- _Exercise goal_
Of the lines in the records that follow, how many include the word "rilevazione"? Answer with a bare number.

::: Listed entries

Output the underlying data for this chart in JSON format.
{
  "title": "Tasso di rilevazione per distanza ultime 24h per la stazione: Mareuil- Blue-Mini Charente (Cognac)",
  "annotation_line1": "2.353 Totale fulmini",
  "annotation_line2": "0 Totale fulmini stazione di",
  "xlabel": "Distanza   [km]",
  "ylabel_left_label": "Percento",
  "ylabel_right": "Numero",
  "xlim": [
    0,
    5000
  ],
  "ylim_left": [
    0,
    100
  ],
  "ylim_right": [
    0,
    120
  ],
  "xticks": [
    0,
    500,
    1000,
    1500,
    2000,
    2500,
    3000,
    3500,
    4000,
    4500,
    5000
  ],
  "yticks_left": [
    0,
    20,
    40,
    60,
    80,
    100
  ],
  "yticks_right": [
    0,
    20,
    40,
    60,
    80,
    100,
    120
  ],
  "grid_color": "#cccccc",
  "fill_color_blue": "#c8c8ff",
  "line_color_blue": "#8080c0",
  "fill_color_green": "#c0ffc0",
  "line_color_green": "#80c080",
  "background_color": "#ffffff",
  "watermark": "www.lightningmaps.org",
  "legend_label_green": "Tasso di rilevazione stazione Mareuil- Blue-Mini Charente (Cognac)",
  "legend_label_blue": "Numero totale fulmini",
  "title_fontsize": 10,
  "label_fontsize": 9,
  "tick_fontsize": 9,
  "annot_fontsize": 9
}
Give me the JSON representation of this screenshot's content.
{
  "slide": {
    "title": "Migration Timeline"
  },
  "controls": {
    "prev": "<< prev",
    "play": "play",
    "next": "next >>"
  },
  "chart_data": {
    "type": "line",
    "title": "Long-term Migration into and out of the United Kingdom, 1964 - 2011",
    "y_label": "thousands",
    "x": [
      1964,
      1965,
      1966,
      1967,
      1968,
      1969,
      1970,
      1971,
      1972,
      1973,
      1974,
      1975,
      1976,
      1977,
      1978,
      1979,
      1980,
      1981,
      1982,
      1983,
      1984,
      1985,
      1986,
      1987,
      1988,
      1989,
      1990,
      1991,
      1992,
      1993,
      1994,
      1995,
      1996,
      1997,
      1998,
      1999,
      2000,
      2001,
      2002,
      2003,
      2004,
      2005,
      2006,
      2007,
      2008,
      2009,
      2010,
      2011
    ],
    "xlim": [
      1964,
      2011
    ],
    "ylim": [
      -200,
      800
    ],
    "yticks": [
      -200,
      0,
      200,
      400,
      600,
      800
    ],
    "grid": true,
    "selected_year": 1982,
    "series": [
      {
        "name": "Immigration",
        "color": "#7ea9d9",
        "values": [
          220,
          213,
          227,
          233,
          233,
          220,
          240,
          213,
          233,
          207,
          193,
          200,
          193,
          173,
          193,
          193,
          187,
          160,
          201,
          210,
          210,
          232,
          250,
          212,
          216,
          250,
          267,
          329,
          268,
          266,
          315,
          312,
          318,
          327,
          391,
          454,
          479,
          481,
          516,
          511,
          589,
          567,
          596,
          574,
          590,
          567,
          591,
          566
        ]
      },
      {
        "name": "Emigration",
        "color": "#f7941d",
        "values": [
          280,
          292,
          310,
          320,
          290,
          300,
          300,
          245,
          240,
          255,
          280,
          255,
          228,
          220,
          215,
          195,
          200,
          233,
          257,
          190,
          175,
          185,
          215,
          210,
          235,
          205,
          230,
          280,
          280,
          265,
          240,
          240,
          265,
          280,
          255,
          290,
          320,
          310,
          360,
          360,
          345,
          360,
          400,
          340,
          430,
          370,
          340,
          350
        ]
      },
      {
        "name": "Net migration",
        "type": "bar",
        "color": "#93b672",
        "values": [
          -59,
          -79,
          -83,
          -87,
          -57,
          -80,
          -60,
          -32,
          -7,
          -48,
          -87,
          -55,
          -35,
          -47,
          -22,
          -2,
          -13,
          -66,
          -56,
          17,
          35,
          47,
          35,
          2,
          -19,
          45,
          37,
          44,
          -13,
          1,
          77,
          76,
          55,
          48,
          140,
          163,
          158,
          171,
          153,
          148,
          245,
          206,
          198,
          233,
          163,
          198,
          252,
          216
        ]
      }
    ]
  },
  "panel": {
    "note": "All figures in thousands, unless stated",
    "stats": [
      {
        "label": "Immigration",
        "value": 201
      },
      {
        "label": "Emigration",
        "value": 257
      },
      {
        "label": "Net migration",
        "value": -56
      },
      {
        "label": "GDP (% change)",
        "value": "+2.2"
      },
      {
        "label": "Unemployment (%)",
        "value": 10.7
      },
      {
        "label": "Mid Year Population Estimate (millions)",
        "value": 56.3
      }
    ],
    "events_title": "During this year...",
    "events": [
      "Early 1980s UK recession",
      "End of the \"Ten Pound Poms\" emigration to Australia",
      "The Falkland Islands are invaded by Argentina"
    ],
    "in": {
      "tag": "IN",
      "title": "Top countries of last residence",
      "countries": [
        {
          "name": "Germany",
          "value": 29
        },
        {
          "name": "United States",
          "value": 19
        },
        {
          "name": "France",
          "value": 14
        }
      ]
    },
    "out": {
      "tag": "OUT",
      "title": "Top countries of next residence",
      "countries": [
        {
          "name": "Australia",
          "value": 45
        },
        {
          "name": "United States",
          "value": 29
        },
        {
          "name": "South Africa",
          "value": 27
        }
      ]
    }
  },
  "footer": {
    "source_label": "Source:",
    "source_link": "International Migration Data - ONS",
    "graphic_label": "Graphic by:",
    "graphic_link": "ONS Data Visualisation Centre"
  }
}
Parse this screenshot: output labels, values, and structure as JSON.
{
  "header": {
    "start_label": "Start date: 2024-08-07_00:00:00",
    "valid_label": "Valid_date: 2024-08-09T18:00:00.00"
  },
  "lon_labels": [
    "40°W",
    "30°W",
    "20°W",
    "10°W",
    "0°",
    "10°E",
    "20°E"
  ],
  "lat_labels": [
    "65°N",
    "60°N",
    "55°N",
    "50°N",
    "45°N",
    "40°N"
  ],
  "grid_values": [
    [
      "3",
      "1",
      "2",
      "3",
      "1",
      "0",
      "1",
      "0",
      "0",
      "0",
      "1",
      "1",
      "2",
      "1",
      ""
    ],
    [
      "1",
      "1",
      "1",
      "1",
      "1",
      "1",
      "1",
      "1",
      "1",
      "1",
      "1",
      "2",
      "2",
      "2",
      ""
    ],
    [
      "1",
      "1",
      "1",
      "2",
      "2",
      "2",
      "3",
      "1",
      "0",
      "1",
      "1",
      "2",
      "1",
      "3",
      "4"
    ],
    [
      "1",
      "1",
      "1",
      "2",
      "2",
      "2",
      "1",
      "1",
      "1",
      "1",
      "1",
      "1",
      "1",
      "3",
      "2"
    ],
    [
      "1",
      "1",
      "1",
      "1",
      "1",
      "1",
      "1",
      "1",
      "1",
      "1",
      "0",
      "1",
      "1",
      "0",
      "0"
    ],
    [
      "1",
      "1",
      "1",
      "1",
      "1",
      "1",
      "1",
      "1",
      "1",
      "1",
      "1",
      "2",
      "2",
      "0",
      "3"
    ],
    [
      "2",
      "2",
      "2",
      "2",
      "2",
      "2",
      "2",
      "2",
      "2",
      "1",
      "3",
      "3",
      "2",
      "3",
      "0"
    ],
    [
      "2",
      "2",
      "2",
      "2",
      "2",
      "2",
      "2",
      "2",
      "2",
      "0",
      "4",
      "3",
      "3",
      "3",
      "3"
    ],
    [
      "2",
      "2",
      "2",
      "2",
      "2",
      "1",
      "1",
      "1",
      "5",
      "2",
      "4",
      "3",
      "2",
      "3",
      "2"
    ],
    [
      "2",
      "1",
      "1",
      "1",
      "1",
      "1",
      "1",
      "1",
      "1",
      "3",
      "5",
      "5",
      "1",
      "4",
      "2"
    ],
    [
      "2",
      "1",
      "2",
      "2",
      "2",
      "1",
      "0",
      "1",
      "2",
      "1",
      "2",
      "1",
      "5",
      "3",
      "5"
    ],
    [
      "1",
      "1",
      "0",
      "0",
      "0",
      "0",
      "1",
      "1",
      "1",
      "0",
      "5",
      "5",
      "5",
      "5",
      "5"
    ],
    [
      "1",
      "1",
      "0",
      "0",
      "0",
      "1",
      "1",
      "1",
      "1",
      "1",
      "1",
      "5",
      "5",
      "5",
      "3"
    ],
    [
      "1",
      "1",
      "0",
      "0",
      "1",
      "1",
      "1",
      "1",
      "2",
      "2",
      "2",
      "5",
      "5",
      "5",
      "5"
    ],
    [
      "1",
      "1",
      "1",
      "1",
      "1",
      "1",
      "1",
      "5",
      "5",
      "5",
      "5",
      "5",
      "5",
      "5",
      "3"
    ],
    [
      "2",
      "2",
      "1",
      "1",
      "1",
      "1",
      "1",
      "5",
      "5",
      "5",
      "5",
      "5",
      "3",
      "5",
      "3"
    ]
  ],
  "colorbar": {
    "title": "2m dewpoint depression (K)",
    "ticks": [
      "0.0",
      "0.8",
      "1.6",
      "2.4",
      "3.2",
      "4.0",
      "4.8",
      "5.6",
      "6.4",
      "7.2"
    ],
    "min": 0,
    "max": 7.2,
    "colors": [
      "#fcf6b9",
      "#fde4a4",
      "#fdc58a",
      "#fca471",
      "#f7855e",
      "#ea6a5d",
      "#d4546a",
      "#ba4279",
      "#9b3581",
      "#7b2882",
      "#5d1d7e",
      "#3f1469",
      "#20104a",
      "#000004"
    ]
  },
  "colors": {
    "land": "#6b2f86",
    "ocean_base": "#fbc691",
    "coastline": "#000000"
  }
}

::::::

- _Complete answer_
2